§ **Work to complete**
Please copy every line below that contains the string "Extract".

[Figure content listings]
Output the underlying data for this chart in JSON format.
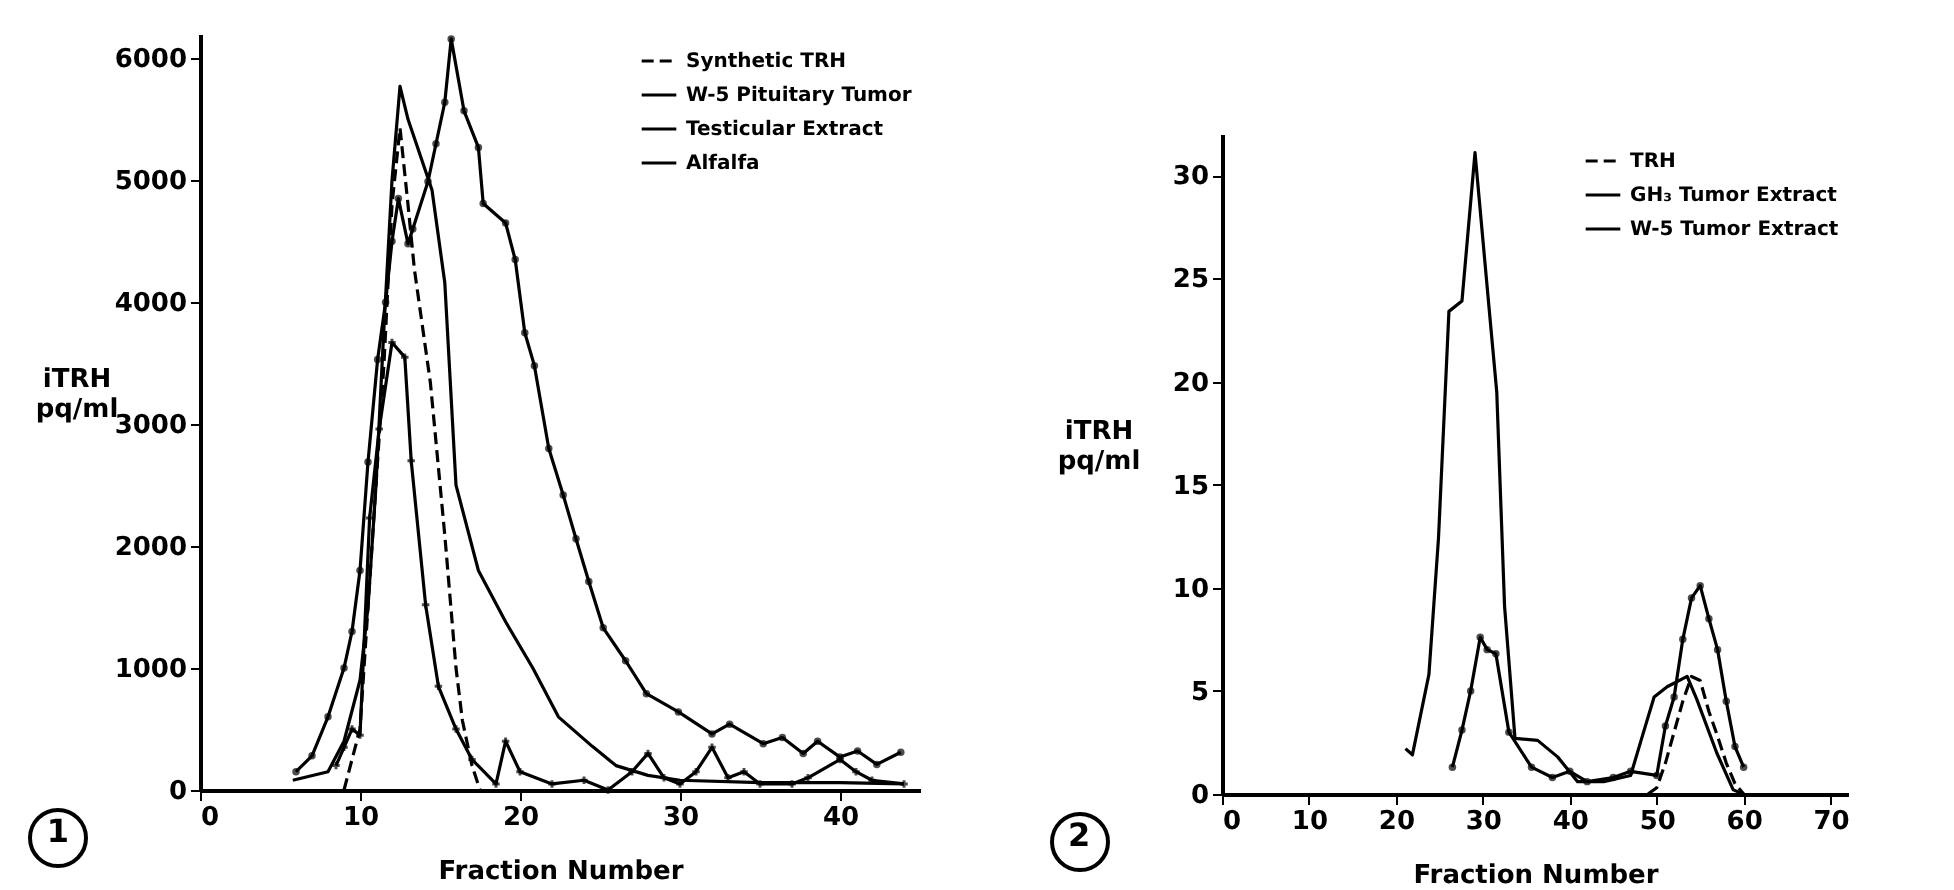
{
  "chart_data": [
    {
      "type": "line",
      "xlabel": "Fraction Number",
      "ylabel": "iTRH pq/ml",
      "xlim": [
        0,
        45
      ],
      "ylim": [
        0,
        6200
      ],
      "xticks": [
        0,
        10,
        20,
        30,
        40
      ],
      "yticks": [
        0,
        1000,
        2000,
        3000,
        4000,
        5000,
        6000
      ],
      "legend": "top right",
      "grid": false,
      "annotations": [
        "1"
      ],
      "series": [
        {
          "name": "Synthetic TRH",
          "color": "#000000",
          "line_style": "dashed",
          "marker": "none",
          "x": [
            9,
            10,
            11,
            11.5,
            12,
            12.5,
            13,
            13.4,
            14.4,
            15.3,
            16,
            16.4,
            17,
            17.5
          ],
          "values": [
            0,
            500,
            2500,
            3500,
            4800,
            5430,
            4800,
            4270,
            3340,
            2090,
            1000,
            570,
            200,
            0
          ]
        },
        {
          "name": "W-5 Pituitary Tumor",
          "color": "#000000",
          "line_style": "solid",
          "marker": "cross",
          "x": [
            8.5,
            9,
            9.5,
            10,
            10.6,
            11.2,
            12,
            12.8,
            13.2,
            14.1,
            14.9,
            16,
            17,
            18.5,
            19.1,
            20,
            22,
            24,
            25.5,
            27,
            28,
            29,
            30,
            31,
            32,
            33,
            34,
            35,
            37,
            38,
            40,
            41,
            42,
            44
          ],
          "values": [
            200,
            350,
            500,
            450,
            2230,
            2960,
            3670,
            3550,
            2700,
            1520,
            850,
            500,
            250,
            50,
            400,
            150,
            50,
            80,
            0,
            150,
            300,
            100,
            50,
            150,
            350,
            100,
            150,
            50,
            50,
            100,
            250,
            150,
            80,
            50
          ]
        },
        {
          "name": "Testicular Extract",
          "color": "#000000",
          "line_style": "solid",
          "marker": "none",
          "x": [
            5.8,
            8,
            9,
            10,
            10.5,
            11,
            11.5,
            12,
            12.5,
            13,
            14.5,
            15.3,
            16,
            17.4,
            19.1,
            20.8,
            22.4,
            24.5,
            26,
            28,
            30,
            35,
            40,
            44
          ],
          "values": [
            80,
            150,
            400,
            900,
            1500,
            2500,
            3800,
            5000,
            5770,
            5500,
            4920,
            4160,
            2500,
            1800,
            1380,
            1000,
            600,
            360,
            200,
            120,
            80,
            60,
            60,
            50
          ]
        },
        {
          "name": "Alfalfa",
          "color": "#000000",
          "line_style": "solid",
          "marker": "circle",
          "x": [
            6,
            7,
            8,
            9,
            9.5,
            10,
            10.5,
            11.1,
            11.6,
            12,
            12.4,
            13,
            13.3,
            14.25,
            14.75,
            15.3,
            15.7,
            16.5,
            17.4,
            17.7,
            19.1,
            19.7,
            20.3,
            20.9,
            21.8,
            22.7,
            23.5,
            24.3,
            25.2,
            26.6,
            27.9,
            29.9,
            32,
            33.1,
            35.2,
            36.4,
            37.7,
            38.6,
            40,
            41.1,
            42.3,
            43.8
          ],
          "values": [
            150,
            280,
            600,
            1000,
            1300,
            1800,
            2690,
            3530,
            4000,
            4500,
            4850,
            4480,
            4600,
            4990,
            5300,
            5640,
            6160,
            5570,
            5270,
            4810,
            4650,
            4350,
            3750,
            3480,
            2800,
            2420,
            2060,
            1710,
            1330,
            1060,
            790,
            640,
            460,
            540,
            380,
            430,
            300,
            400,
            270,
            320,
            210,
            310
          ]
        }
      ]
    },
    {
      "type": "line",
      "xlabel": "Fraction Number",
      "ylabel": "iTRH pq/ml",
      "xlim": [
        0,
        72
      ],
      "ylim": [
        0,
        32
      ],
      "xticks": [
        0,
        10,
        20,
        30,
        40,
        50,
        60,
        70
      ],
      "yticks": [
        0,
        5,
        10,
        15,
        20,
        25,
        30
      ],
      "legend": "top right",
      "grid": false,
      "annotations": [
        "2"
      ],
      "series": [
        {
          "name": "TRH",
          "color": "#000000",
          "line_style": "dashed",
          "marker": "none",
          "x": [
            49,
            50,
            51,
            52,
            53,
            54,
            55,
            56,
            57,
            58,
            59,
            60
          ],
          "values": [
            0,
            0.3,
            1.5,
            3.0,
            4.5,
            5.7,
            5.5,
            4.0,
            2.8,
            1.5,
            0.5,
            0
          ]
        },
        {
          "name": "GH₃ Tumor Extract",
          "color": "#000000",
          "line_style": "solid",
          "marker": "none",
          "x": [
            21.1,
            21.9,
            23.8,
            24.9,
            26.1,
            27.6,
            29.1,
            30.6,
            31.6,
            32.5,
            33.7,
            36.3,
            38.6,
            40.9,
            43.9,
            47,
            48.2,
            49.7,
            51.2,
            53.5,
            54.6,
            56.9,
            58.8,
            60
          ],
          "values": [
            2.2,
            1.9,
            5.8,
            12.4,
            23.4,
            23.9,
            31.1,
            24.1,
            19.5,
            9.1,
            2.7,
            2.6,
            1.8,
            0.6,
            0.6,
            0.9,
            2.6,
            4.7,
            5.2,
            5.7,
            4.6,
            2.0,
            0.2,
            0
          ]
        },
        {
          "name": "W-5 Tumor Extract",
          "color": "#000000",
          "line_style": "solid",
          "marker": "circle",
          "x": [
            26.5,
            27.6,
            28.6,
            29.7,
            30.5,
            31.5,
            33,
            35.6,
            38,
            40,
            42,
            45,
            47,
            50,
            51,
            52,
            53,
            54,
            55,
            56,
            57,
            58,
            59,
            60
          ],
          "values": [
            1.3,
            3.1,
            5.0,
            7.6,
            7.0,
            6.8,
            3.0,
            1.3,
            0.8,
            1.1,
            0.6,
            0.8,
            1.1,
            0.9,
            3.3,
            4.7,
            7.5,
            9.5,
            10.1,
            8.5,
            7.0,
            4.5,
            2.3,
            1.3
          ]
        }
      ]
    }
  ]
}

§ **The completed task**
          "name": "Testicular Extract",
          "name": "GH₃ Tumor Extract",
          "name": "W-5 Tumor Extract",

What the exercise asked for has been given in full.